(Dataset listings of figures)
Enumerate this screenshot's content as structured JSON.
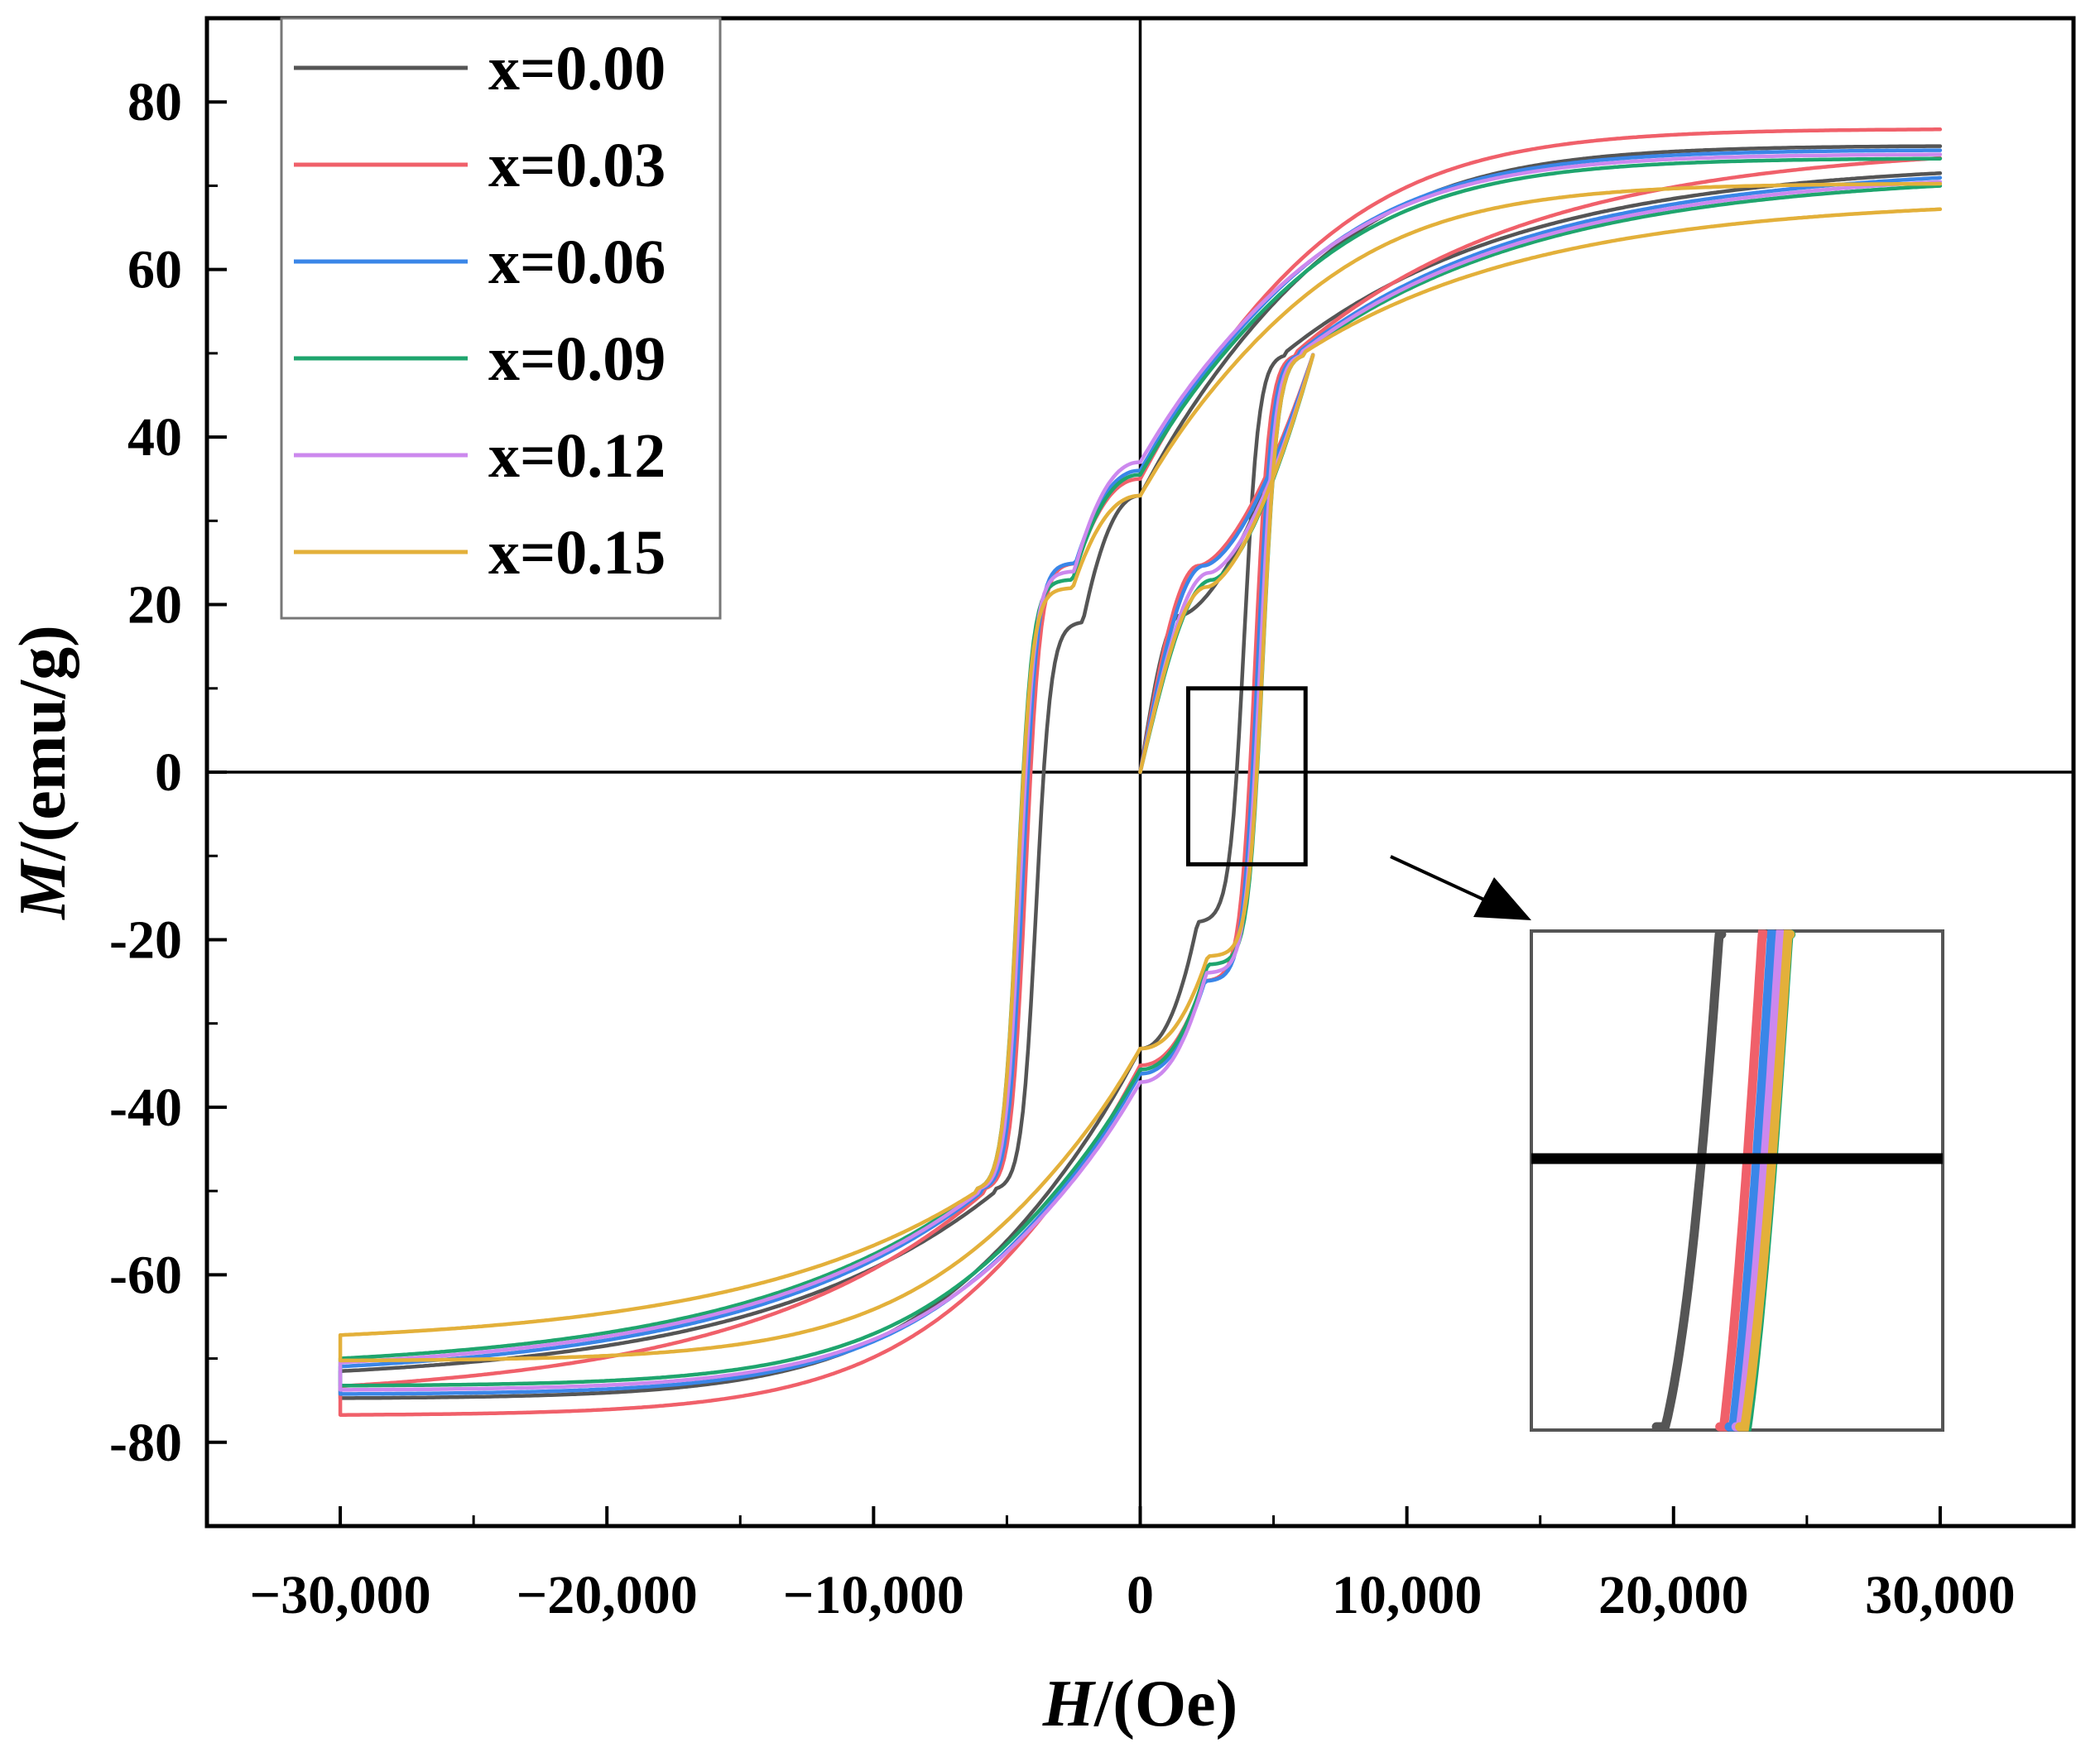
{
  "chart_data": {
    "type": "line",
    "title": "",
    "xlabel_italic": "H",
    "xlabel_rest": "/(Oe)",
    "ylabel_italic": "M",
    "ylabel_rest": "/(emu/g)",
    "xlim": [
      -35000,
      35000
    ],
    "ylim": [
      -90,
      90
    ],
    "x_ticks": [
      -30000,
      -20000,
      -10000,
      0,
      10000,
      20000,
      30000
    ],
    "x_tick_labels": [
      "−30,000",
      "−20,000",
      "−10,000",
      "0",
      "10,000",
      "20,000",
      "30,000"
    ],
    "y_ticks": [
      -80,
      -60,
      -40,
      -20,
      0,
      20,
      40,
      60,
      80
    ],
    "y_tick_labels": [
      "-80",
      "-60",
      "-40",
      "-20",
      "0",
      "20",
      "40",
      "60",
      "80"
    ],
    "legend_position": "top-left",
    "zoom_region": {
      "x": [
        1800,
        6200
      ],
      "y": [
        -11,
        10
      ]
    },
    "series": [
      {
        "name": "x=0.00",
        "color": "#555555",
        "Ms": 73,
        "Mr": 33,
        "Hc": 3900,
        "knee_H": 1500,
        "knee_M": 22
      },
      {
        "name": "x=0.03",
        "color": "#f0606a",
        "Ms": 75,
        "Mr": 35,
        "Hc": 4300,
        "knee_H": 2200,
        "knee_M": 29
      },
      {
        "name": "x=0.06",
        "color": "#3a86e8",
        "Ms": 72.5,
        "Mr": 36,
        "Hc": 4400,
        "knee_H": 2400,
        "knee_M": 29
      },
      {
        "name": "x=0.09",
        "color": "#1fa56e",
        "Ms": 71.5,
        "Mr": 35.5,
        "Hc": 4600,
        "knee_H": 2700,
        "knee_M": 27
      },
      {
        "name": "x=0.12",
        "color": "#cc88ee",
        "Ms": 72,
        "Mr": 37,
        "Hc": 4500,
        "knee_H": 2600,
        "knee_M": 28
      },
      {
        "name": "x=0.15",
        "color": "#e3b03a",
        "Ms": 68.5,
        "Mr": 33,
        "Hc": 4600,
        "knee_H": 2500,
        "knee_M": 26
      }
    ]
  }
}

(Stated goal)
Omit the images and transcribe all of the records above word for word.

(Answer below)
Enumerate this screenshot's content as structured JSON.
{
  "chart_data": {
    "type": "line",
    "title": "",
    "xlabel_italic": "H",
    "xlabel_rest": "/(Oe)",
    "ylabel_italic": "M",
    "ylabel_rest": "/(emu/g)",
    "xlim": [
      -35000,
      35000
    ],
    "ylim": [
      -90,
      90
    ],
    "x_ticks": [
      -30000,
      -20000,
      -10000,
      0,
      10000,
      20000,
      30000
    ],
    "x_tick_labels": [
      "−30,000",
      "−20,000",
      "−10,000",
      "0",
      "10,000",
      "20,000",
      "30,000"
    ],
    "y_ticks": [
      -80,
      -60,
      -40,
      -20,
      0,
      20,
      40,
      60,
      80
    ],
    "y_tick_labels": [
      "-80",
      "-60",
      "-40",
      "-20",
      "0",
      "20",
      "40",
      "60",
      "80"
    ],
    "legend_position": "top-left",
    "zoom_region": {
      "x": [
        1800,
        6200
      ],
      "y": [
        -11,
        10
      ]
    },
    "series": [
      {
        "name": "x=0.00",
        "color": "#555555",
        "Ms": 73,
        "Mr": 33,
        "Hc": 3900,
        "knee_H": 1500,
        "knee_M": 22
      },
      {
        "name": "x=0.03",
        "color": "#f0606a",
        "Ms": 75,
        "Mr": 35,
        "Hc": 4300,
        "knee_H": 2200,
        "knee_M": 29
      },
      {
        "name": "x=0.06",
        "color": "#3a86e8",
        "Ms": 72.5,
        "Mr": 36,
        "Hc": 4400,
        "knee_H": 2400,
        "knee_M": 29
      },
      {
        "name": "x=0.09",
        "color": "#1fa56e",
        "Ms": 71.5,
        "Mr": 35.5,
        "Hc": 4600,
        "knee_H": 2700,
        "knee_M": 27
      },
      {
        "name": "x=0.12",
        "color": "#cc88ee",
        "Ms": 72,
        "Mr": 37,
        "Hc": 4500,
        "knee_H": 2600,
        "knee_M": 28
      },
      {
        "name": "x=0.15",
        "color": "#e3b03a",
        "Ms": 68.5,
        "Mr": 33,
        "Hc": 4600,
        "knee_H": 2500,
        "knee_M": 26
      }
    ]
  }
}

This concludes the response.